**Required actions**.
(1) In the article about mixed emotions and escalating Earth Changes, list every feeling the writer says they feel at this time.
(2) Write the next part of the article about mixed emotions and escalating Earth Changes, starting after its last sentence.

**Selected extract**.
Mixed Emotions, Earth Changes Escalate...06/25/99
by Mitch Battros (ECTV)

This is a time when I feel a sense of excitement, passion, and perhaps even vindication. This is also a time when I feel sadness, fear and vulnerability. I do not think I would be much of a human, if I did not react to the current events in this or similar way.

As a mental health therapist, I can tell you such reactions are perfectly reasonable and expected. Now that the Red Cross has gone public, (which in my opinion means you can hang your hat on it), I am making myself available for a lecture tour to teach the five point Red Cross protocol for disasters. As a volunteer for the Red Cross Disaster Team, Mental Health Unit since 1995, I will also cover the trauma and emotional disarray many will go through as the Earth Changes escalate.

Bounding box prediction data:
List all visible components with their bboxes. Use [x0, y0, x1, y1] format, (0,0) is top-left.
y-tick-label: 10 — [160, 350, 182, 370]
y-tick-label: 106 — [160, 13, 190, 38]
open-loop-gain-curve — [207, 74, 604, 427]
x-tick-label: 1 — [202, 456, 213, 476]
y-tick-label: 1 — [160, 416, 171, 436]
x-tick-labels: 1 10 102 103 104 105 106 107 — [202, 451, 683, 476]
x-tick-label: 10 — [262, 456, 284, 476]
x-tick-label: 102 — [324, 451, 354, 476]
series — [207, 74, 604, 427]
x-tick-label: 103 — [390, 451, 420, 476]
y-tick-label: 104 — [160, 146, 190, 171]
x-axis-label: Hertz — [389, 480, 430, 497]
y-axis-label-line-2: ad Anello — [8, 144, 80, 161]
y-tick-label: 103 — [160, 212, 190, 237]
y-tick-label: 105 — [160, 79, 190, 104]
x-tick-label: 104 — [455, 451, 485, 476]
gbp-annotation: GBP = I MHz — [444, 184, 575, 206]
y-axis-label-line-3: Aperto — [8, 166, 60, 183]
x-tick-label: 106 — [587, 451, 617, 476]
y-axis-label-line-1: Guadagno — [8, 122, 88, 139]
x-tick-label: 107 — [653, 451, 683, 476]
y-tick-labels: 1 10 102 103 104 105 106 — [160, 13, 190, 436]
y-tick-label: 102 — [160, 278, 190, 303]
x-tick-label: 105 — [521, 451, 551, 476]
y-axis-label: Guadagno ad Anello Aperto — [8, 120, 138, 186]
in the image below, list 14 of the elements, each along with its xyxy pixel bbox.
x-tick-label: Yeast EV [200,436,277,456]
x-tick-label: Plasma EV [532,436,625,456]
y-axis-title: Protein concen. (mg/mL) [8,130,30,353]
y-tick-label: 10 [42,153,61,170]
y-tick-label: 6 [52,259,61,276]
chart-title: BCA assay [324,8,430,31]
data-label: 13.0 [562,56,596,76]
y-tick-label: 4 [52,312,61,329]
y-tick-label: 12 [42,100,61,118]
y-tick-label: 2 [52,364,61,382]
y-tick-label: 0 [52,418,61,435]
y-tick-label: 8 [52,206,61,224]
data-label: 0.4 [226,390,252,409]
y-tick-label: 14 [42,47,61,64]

**Numbered answers**.
(1) excitement, passion, vindication, sadness, fear, vulnerability

(2)
I cannot tell you how difficult it was to speak my truth of what I believed the coming months and years would bring. Now that it is occurring with "Records" breaking on a weekly basis, as you can see from the article below, the two visions I experienced in
January of 1995 are indeed coming true.  See:http://www.earthchangesTV.com/mitch/index.htm

It was this extraordinary transpiration that directed me with a passion I have never experienced before. It is like I was groomed my whole life for these times. Oddly enough I never had a clue until my 1995 experience of what my journey would be. It was just three months after the visions , I started "Earth Changes TV".

Red Cross Sees ‘Superdisasters’ Ahead...06/25/99

(MSNBC) GENEVA, June 24 "Last year's natural disasters were the most damaging on record but it's likely we haven't seen the worst, the International Federation of the Red Cross reported Thursday. Climate change, deforestation, poverty and overcrowded cities will likely mean more frequent and more severe "superdisasters," the charity said in its annual report on disasters around the world.

 "EVERYONE IS aware of the environmental problems of global warming and deforestation on the one hand and the social problems of increasing poverty ... on the other," said Astrid Heiberg, president of the International Federation of Red Cross and Red Crescent Societies. "But when these two factors collide, you have a new scale of catastrophe" one the report described as the age of "superdisasters."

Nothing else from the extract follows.